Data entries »
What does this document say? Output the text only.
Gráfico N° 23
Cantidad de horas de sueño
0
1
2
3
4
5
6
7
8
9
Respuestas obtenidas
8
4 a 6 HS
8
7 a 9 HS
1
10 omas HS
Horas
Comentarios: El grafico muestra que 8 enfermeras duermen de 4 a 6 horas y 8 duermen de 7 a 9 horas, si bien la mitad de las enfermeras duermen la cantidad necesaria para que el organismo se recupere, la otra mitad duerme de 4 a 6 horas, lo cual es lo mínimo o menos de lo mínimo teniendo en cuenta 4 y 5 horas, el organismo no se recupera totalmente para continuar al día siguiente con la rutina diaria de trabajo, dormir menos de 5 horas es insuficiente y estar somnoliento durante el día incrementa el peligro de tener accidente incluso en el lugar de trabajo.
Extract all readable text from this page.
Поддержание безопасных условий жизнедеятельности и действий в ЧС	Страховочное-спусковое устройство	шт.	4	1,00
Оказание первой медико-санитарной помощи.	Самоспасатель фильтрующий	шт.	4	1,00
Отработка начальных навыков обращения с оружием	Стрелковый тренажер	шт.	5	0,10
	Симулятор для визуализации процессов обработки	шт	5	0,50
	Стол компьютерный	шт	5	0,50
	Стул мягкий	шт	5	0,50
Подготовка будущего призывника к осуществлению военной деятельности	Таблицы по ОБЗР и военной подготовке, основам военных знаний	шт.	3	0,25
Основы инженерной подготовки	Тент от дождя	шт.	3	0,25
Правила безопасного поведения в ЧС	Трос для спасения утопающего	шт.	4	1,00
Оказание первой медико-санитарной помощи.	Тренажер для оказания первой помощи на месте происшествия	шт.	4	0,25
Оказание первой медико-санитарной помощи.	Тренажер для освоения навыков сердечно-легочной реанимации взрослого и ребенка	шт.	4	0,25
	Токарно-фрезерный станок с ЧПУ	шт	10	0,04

Task description » Print every entry exactly as it appears.

Response »
What does this document say? Output the text only.
Gráfico N° 23
Cantidad de horas de sueño
0
1
2
3
4
5
6
7
8
9
Respuestas obtenidas
8
4 a 6 HS
8
7 a 9 HS
1
10 omas HS
Horas
Comentarios: El grafico muestra que 8 enfermeras duermen de 4 a 6 horas y 8 duermen de 7 a 9 horas, si bien la mitad de las enfermeras duermen la cantidad necesaria para que el organismo se recupere, la otra mitad duerme de 4 a 6 horas, lo cual es lo mínimo o menos de lo mínimo teniendo en cuenta 4 y 5 horas, el organismo no se recupera totalmente para continuar al día siguiente con la rutina diaria de trabajo, dormir menos de 5 horas es insuficiente y estar somnoliento durante el día incrementa el peligro de tener accidente incluso en el lugar de trabajo.
Extract all readable text from this page.
Поддержание безопасных условий жизнедеятельности и действий в ЧС	Страховочное-спусковое устройство	шт.	4	1,00
Оказание первой медико-санитарной помощи.	Самоспасатель фильтрующий	шт.	4	1,00
Отработка начальных навыков обращения с оружием	Стрелковый тренажер	шт.	5	0,10
	Симулятор для визуализации процессов обработки	шт	5	0,50
	Стол компьютерный	шт	5	0,50
	Стул мягкий	шт	5	0,50
Подготовка будущего призывника к осуществлению военной деятельности	Таблицы по ОБЗР и военной подготовке, основам военных знаний	шт.	3	0,25
Основы инженерной подготовки	Тент от дождя	шт.	3	0,25
Правила безопасного поведения в ЧС	Трос для спасения утопающего	шт.	4	1,00
Оказание первой медико-санитарной помощи.	Тренажер для оказания первой помощи на месте происшествия	шт.	4	0,25
Оказание первой медико-санитарной помощи.	Тренажер для освоения навыков сердечно-легочной реанимации взрослого и ребенка	шт.	4	0,25
	Токарно-фрезерный станок с ЧПУ	шт	10	0,04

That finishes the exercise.